» Extracted entries
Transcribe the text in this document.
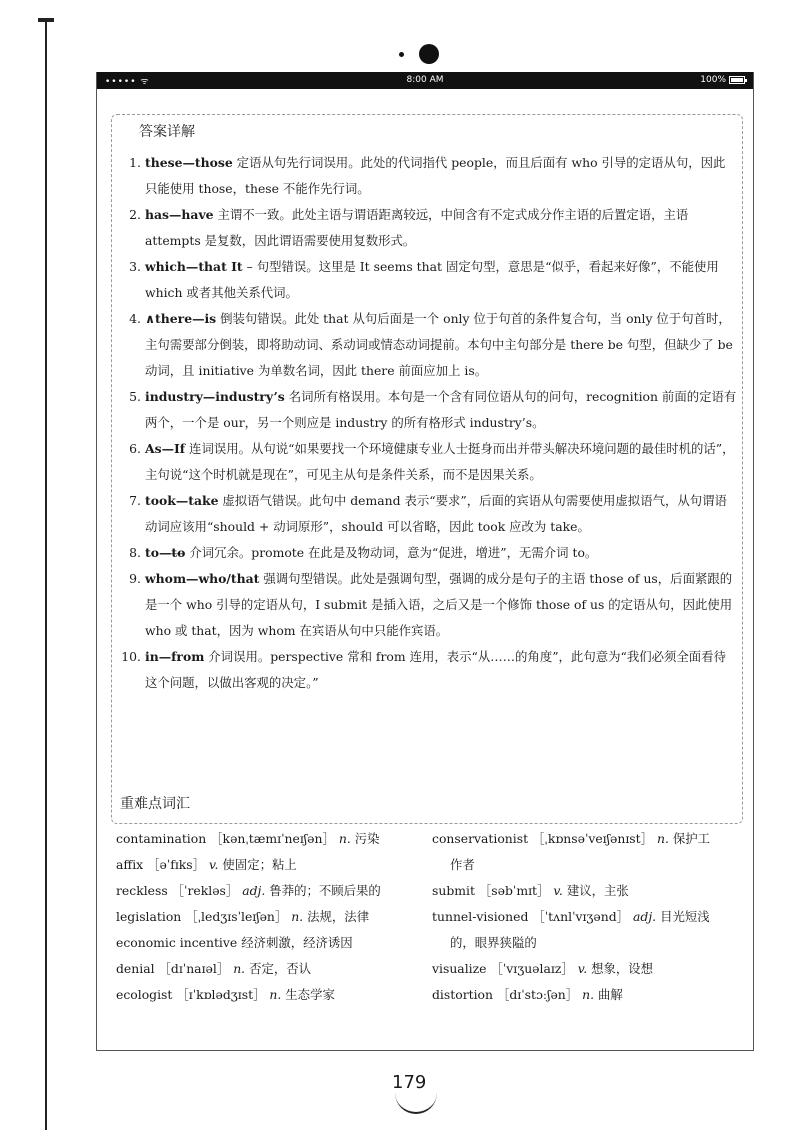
••••• ᯤ	8:00 AM	100%
答案详解
1. these—those 定语从句先行词误用。此处的代词指代 people，而且后面有 who 引导的定语从句，因此只能使用 those，these 不能作先行词。
2. has—have 主谓不一致。此处主语与谓语距离较远，中间含有不定式成分作主语的后置定语，主语 attempts 是复数，因此谓语需要使用复数形式。
3. which—that It – 句型错误。这里是 It seems that 固定句型，意思是“似乎，看起来好像”，不能使用 which 或者其他关系代词。
4. ∧there—is 倒装句错误。此处 that 从句后面是一个 only 位于句首的条件复合句，当 only 位于句首时，主句需要部分倒装，即将助动词、系动词或情态动词提前。本句中主句部分是 there be 句型，但缺少了 be 动词，且 initiative 为单数名词，因此 there 前面应加上 is。
5. industry—industry’s 名词所有格误用。本句是一个含有同位语从句的问句，recognition 前面的定语有两个，一个是 our，另一个则应是 industry 的所有格形式 industry’s。
6. As—If 连词误用。从句说“如果要找一个环境健康专业人士挺身而出并带头解决环境问题的最佳时机的话”，主句说“这个时机就是现在”，可见主从句是条件关系，而不是因果关系。
7. took—take 虚拟语气错误。此句中 demand 表示“要求”，后面的宾语从句需要使用虚拟语气，从句谓语动词应该用“should + 动词原形”，should 可以省略，因此 took 应改为 take。
8. to—t̶o̶ 介词冗余。promote 在此是及物动词，意为“促进，增进”，无需介词 to。
9. whom—who/that 强调句型错误。此处是强调句型，强调的成分是句子的主语 those of us，后面紧跟的是一个 who 引导的定语从句，I submit 是插入语，之后又是一个修饰 those of us 的定语从句，因此使用 who 或 that，因为 whom 在宾语从句中只能作宾语。
10. in—from 介词误用。perspective 常和 from 连用，表示“从……的角度”，此句意为“我们必须全面看待这个问题，以做出客观的决定。”
重难点词汇
contamination ［kənˌtæmɪˈneɪʃən］ n. 污染
affix ［əˈfɪks］ v. 使固定；粘上
reckless ［ˈrekləs］ adj. 鲁莽的；不顾后果的
legislation ［ˌledʒɪsˈleɪʃən］ n. 法规，法律
economic incentive 经济刺激，经济诱因
denial ［dɪˈnaɪəl］ n. 否定，否认
ecologist ［ɪˈkɒlədʒɪst］ n. 生态学家
conservationist ［ˌkɒnsəˈveɪʃənɪst］ n. 保护工
作者
submit ［səbˈmɪt］ v. 建议，主张
tunnel-visioned ［ˈtʌnlˈvɪʒənd］ adj. 目光短浅
的，眼界狭隘的
visualize ［ˈvɪʒuəlaɪz］ v. 想象，设想
distortion ［dɪˈstɔːʃən］ n. 曲解
179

» Task to carry out
Work out the number of lines in this listing that include the word "引导的定语从句". Reply with that number only.

» Output of the task
2